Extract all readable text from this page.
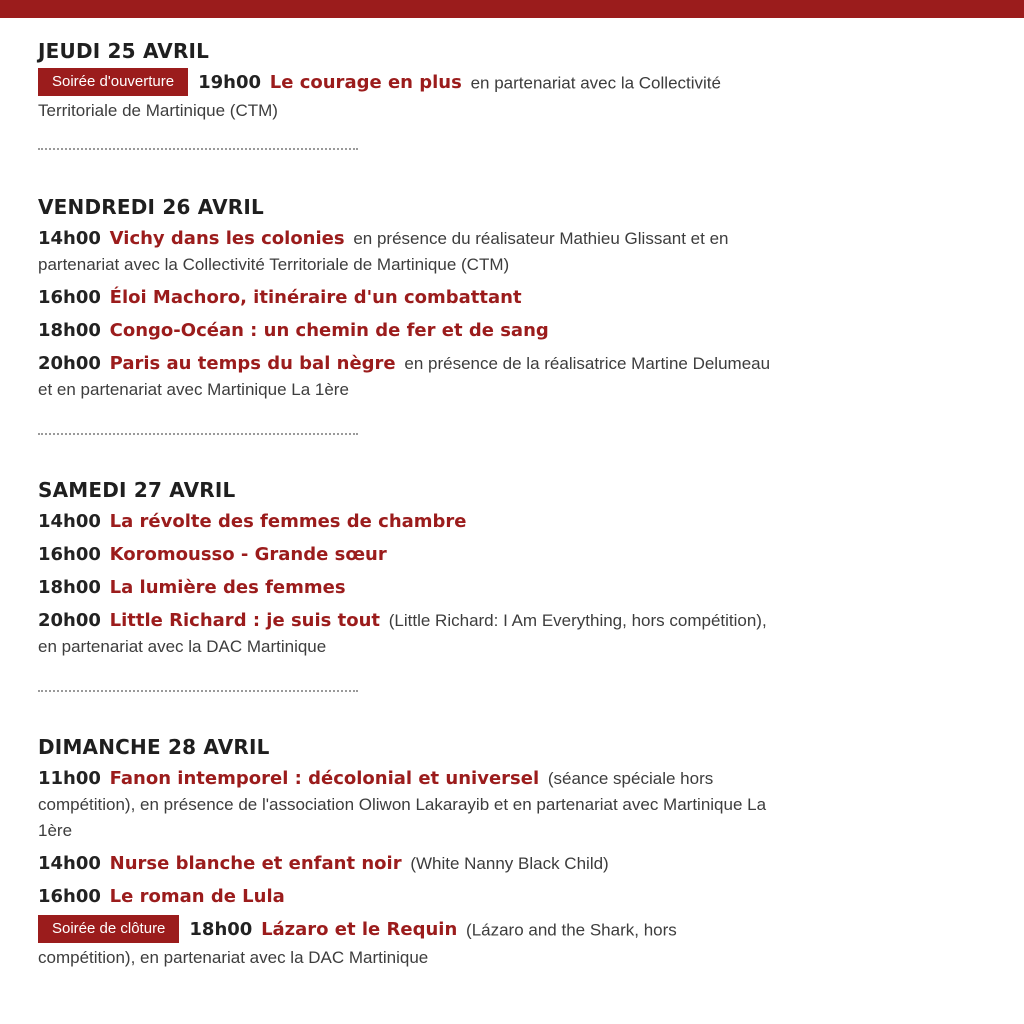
JEUDI 25 AVRIL

Soirée d'ouverture 19h00 Le courage en plus en partenariat avec la Collectivité Territoriale de Martinique (CTM)

VENDREDI 26 AVRIL

14h00 Vichy dans les colonies en présence du réalisateur Mathieu Glissant et en partenariat avec la Collectivité Territoriale de Martinique (CTM)

16h00 Éloi Machoro, itinéraire d'un combattant

18h00 Congo-Océan : un chemin de fer et de sang

20h00 Paris au temps du bal nègre en présence de la réalisatrice Martine Delumeau et en partenariat avec Martinique La 1ère

SAMEDI 27 AVRIL

14h00 La révolte des femmes de chambre

16h00 Koromousso - Grande sœur

18h00 La lumière des femmes

20h00 Little Richard : je suis tout (Little Richard: I Am Everything, hors compétition), en partenariat avec la DAC Martinique

DIMANCHE 28 AVRIL

11h00 Fanon intemporel : décolonial et universel (séance spéciale hors compétition), en présence de l'association Oliwon Lakarayib et en partenariat avec Martinique La 1ère

14h00 Nurse blanche et enfant noir (White Nanny Black Child)

16h00 Le roman de Lula

Soirée de clôture 18h00 Lázaro et le Requin (Lázaro and the Shark, hors compétition), en partenariat avec la DAC Martinique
────────────────────────────────────────
- Short exercise: Among the lines of the data, identify those with the word "Soirée". Copy each of them.

- The answer:
Soirée d'ouverture 19h00 Le courage en plus en partenariat avec la Collectivité Territoriale de Martinique (CTM)
Soirée de clôture 18h00 Lázaro et le Requin (Lázaro and the Shark, hors compétition), en partenariat avec la DAC Martinique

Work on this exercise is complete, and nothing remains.